**INPUT:**
────────────────────
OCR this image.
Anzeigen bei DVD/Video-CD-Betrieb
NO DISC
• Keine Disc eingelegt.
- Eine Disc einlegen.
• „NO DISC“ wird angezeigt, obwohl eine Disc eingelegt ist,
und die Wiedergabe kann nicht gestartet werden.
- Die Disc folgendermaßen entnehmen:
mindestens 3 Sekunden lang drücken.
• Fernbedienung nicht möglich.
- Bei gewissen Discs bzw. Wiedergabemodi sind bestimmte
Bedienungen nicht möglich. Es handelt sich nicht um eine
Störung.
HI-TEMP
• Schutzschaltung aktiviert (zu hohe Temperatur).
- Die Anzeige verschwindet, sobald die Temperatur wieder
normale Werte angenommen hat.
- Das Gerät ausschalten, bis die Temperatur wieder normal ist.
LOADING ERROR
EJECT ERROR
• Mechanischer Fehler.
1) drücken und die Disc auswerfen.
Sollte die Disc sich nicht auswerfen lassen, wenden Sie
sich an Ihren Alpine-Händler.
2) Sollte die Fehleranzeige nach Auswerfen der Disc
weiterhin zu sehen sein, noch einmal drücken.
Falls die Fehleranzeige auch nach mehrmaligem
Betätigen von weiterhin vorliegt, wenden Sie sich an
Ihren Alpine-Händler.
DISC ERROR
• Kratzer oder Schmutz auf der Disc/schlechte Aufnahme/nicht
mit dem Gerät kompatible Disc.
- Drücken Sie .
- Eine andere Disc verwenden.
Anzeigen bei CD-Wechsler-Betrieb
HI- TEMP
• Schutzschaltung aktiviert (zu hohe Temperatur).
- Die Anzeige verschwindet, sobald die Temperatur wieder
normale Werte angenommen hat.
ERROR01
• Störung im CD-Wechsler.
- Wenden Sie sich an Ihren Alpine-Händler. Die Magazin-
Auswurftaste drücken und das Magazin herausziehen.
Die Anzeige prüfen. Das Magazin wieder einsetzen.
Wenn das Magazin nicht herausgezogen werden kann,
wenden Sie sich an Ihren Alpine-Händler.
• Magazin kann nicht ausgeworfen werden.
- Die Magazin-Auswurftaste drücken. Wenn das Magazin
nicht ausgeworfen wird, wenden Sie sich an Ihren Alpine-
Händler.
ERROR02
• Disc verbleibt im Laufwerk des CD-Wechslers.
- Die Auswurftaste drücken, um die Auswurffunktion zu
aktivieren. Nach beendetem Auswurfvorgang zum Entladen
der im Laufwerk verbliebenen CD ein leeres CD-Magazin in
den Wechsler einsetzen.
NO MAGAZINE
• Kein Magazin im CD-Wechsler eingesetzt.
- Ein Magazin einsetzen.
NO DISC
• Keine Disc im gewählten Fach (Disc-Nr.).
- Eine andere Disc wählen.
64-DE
────────────────────
**PROBLEM DETAILS:**
Across the listing above, report every line where "Ihren" occurs.

**ANSWER TO THIS TASK:**
sich an Ihren Alpine-Händler.
Ihren Alpine-Händler.
- Wenden Sie sich an Ihren Alpine-Händler. Die Magazin-
wenden Sie sich an Ihren Alpine-Händler.
nicht ausgeworfen wird, wenden Sie sich an Ihren Alpine-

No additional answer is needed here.